Start EXTRACTED DATA

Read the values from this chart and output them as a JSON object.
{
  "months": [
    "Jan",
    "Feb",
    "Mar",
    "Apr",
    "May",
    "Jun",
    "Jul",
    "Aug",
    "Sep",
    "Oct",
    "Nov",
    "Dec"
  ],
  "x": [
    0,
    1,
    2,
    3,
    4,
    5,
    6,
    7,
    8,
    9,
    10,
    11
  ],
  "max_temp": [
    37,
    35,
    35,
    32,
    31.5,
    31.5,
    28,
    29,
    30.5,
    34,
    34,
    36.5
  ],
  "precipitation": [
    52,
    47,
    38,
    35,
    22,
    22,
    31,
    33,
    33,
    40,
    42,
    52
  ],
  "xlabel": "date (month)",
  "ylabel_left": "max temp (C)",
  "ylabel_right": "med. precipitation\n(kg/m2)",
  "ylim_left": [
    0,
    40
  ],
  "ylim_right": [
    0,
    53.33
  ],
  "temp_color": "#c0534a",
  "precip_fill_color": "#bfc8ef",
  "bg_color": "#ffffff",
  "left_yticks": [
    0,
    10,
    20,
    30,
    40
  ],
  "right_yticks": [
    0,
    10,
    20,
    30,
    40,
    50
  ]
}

End EXTRACTED DATA

◆ **SET PROBLEM**
Above are some records. Print them all exactly.

◆ **THE SOLUTION**
Read the values from this chart and output them as a JSON object.
{
  "months": [
    "Jan",
    "Feb",
    "Mar",
    "Apr",
    "May",
    "Jun",
    "Jul",
    "Aug",
    "Sep",
    "Oct",
    "Nov",
    "Dec"
  ],
  "x": [
    0,
    1,
    2,
    3,
    4,
    5,
    6,
    7,
    8,
    9,
    10,
    11
  ],
  "max_temp": [
    37,
    35,
    35,
    32,
    31.5,
    31.5,
    28,
    29,
    30.5,
    34,
    34,
    36.5
  ],
  "precipitation": [
    52,
    47,
    38,
    35,
    22,
    22,
    31,
    33,
    33,
    40,
    42,
    52
  ],
  "xlabel": "date (month)",
  "ylabel_left": "max temp (C)",
  "ylabel_right": "med. precipitation\n(kg/m2)",
  "ylim_left": [
    0,
    40
  ],
  "ylim_right": [
    0,
    53.33
  ],
  "temp_color": "#c0534a",
  "precip_fill_color": "#bfc8ef",
  "bg_color": "#ffffff",
  "left_yticks": [
    0,
    10,
    20,
    30,
    40
  ],
  "right_yticks": [
    0,
    10,
    20,
    30,
    40,
    50
  ]
}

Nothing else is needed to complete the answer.